DIRECTIONS
Copy out the data below verbatim.

----------

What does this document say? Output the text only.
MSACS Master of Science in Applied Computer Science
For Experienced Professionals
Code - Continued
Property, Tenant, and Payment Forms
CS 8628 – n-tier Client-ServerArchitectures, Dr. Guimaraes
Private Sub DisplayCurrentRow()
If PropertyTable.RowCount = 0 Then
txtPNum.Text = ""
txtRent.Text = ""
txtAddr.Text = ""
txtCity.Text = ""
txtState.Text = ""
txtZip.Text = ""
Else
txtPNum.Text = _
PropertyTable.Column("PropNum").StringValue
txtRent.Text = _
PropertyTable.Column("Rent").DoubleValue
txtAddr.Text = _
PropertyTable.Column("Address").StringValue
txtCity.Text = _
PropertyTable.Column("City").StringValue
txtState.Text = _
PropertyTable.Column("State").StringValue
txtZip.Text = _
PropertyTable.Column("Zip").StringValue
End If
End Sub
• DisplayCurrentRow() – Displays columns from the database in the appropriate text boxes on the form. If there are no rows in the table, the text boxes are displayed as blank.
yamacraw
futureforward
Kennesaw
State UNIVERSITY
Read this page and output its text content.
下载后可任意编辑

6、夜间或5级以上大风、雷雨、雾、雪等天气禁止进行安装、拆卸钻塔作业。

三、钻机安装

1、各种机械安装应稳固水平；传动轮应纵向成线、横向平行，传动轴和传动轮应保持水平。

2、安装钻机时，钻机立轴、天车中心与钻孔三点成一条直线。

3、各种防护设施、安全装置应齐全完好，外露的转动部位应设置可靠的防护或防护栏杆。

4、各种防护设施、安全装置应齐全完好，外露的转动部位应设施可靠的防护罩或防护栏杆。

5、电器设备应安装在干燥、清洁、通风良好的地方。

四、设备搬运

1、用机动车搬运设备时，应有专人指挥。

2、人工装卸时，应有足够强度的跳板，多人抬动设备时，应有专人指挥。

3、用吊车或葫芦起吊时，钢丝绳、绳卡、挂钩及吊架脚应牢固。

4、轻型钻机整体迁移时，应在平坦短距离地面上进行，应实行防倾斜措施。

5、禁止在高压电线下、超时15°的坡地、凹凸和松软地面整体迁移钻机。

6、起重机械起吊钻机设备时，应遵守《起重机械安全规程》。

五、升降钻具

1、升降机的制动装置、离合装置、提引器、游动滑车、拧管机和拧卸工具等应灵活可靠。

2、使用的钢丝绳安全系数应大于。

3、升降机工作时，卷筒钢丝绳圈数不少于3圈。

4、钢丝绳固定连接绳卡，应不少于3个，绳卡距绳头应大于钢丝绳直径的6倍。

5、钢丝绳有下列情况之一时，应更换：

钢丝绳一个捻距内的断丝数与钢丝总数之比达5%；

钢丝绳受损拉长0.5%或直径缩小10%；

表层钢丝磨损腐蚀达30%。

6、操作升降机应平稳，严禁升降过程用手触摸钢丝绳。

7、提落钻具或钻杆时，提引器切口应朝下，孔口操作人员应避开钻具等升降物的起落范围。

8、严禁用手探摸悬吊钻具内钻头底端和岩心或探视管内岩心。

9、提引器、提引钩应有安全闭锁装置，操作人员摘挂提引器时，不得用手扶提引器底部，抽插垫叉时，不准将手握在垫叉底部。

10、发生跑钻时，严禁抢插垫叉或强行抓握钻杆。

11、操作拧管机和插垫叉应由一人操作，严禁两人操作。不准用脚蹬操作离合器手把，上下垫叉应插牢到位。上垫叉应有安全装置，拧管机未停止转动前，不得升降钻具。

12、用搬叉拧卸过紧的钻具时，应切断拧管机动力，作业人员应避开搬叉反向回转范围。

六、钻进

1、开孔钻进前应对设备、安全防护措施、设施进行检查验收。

----------

WRITTEN RESPONSE
What does this document say? Output the text only.
MSACS Master of Science in Applied Computer Science
For Experienced Professionals
Code - Continued
Property, Tenant, and Payment Forms
CS 8628 – n-tier Client-ServerArchitectures, Dr. Guimaraes
Private Sub DisplayCurrentRow()
If PropertyTable.RowCount = 0 Then
txtPNum.Text = ""
txtRent.Text = ""
txtAddr.Text = ""
txtCity.Text = ""
txtState.Text = ""
txtZip.Text = ""
Else
txtPNum.Text = _
PropertyTable.Column("PropNum").StringValue
txtRent.Text = _
PropertyTable.Column("Rent").DoubleValue
txtAddr.Text = _
PropertyTable.Column("Address").StringValue
txtCity.Text = _
PropertyTable.Column("City").StringValue
txtState.Text = _
PropertyTable.Column("State").StringValue
txtZip.Text = _
PropertyTable.Column("Zip").StringValue
End If
End Sub
• DisplayCurrentRow() – Displays columns from the database in the appropriate text boxes on the form. If there are no rows in the table, the text boxes are displayed as blank.
yamacraw
futureforward
Kennesaw
State UNIVERSITY
Read this page and output its text content.
下载后可任意编辑

6、夜间或5级以上大风、雷雨、雾、雪等天气禁止进行安装、拆卸钻塔作业。

三、钻机安装

1、各种机械安装应稳固水平；传动轮应纵向成线、横向平行，传动轴和传动轮应保持水平。

2、安装钻机时，钻机立轴、天车中心与钻孔三点成一条直线。

3、各种防护设施、安全装置应齐全完好，外露的转动部位应设置可靠的防护或防护栏杆。

4、各种防护设施、安全装置应齐全完好，外露的转动部位应设施可靠的防护罩或防护栏杆。

5、电器设备应安装在干燥、清洁、通风良好的地方。

四、设备搬运

1、用机动车搬运设备时，应有专人指挥。

2、人工装卸时，应有足够强度的跳板，多人抬动设备时，应有专人指挥。

3、用吊车或葫芦起吊时，钢丝绳、绳卡、挂钩及吊架脚应牢固。

4、轻型钻机整体迁移时，应在平坦短距离地面上进行，应实行防倾斜措施。

5、禁止在高压电线下、超时15°的坡地、凹凸和松软地面整体迁移钻机。

6、起重机械起吊钻机设备时，应遵守《起重机械安全规程》。

五、升降钻具

1、升降机的制动装置、离合装置、提引器、游动滑车、拧管机和拧卸工具等应灵活可靠。

2、使用的钢丝绳安全系数应大于。

3、升降机工作时，卷筒钢丝绳圈数不少于3圈。

4、钢丝绳固定连接绳卡，应不少于3个，绳卡距绳头应大于钢丝绳直径的6倍。

5、钢丝绳有下列情况之一时，应更换：

钢丝绳一个捻距内的断丝数与钢丝总数之比达5%；

钢丝绳受损拉长0.5%或直径缩小10%；

表层钢丝磨损腐蚀达30%。

6、操作升降机应平稳，严禁升降过程用手触摸钢丝绳。

7、提落钻具或钻杆时，提引器切口应朝下，孔口操作人员应避开钻具等升降物的起落范围。

8、严禁用手探摸悬吊钻具内钻头底端和岩心或探视管内岩心。

9、提引器、提引钩应有安全闭锁装置，操作人员摘挂提引器时，不得用手扶提引器底部，抽插垫叉时，不准将手握在垫叉底部。

10、发生跑钻时，严禁抢插垫叉或强行抓握钻杆。

11、操作拧管机和插垫叉应由一人操作，严禁两人操作。不准用脚蹬操作离合器手把，上下垫叉应插牢到位。上垫叉应有安全装置，拧管机未停止转动前，不得升降钻具。

12、用搬叉拧卸过紧的钻具时，应切断拧管机动力，作业人员应避开搬叉反向回转范围。

六、钻进

1、开孔钻进前应对设备、安全防护措施、设施进行检查验收。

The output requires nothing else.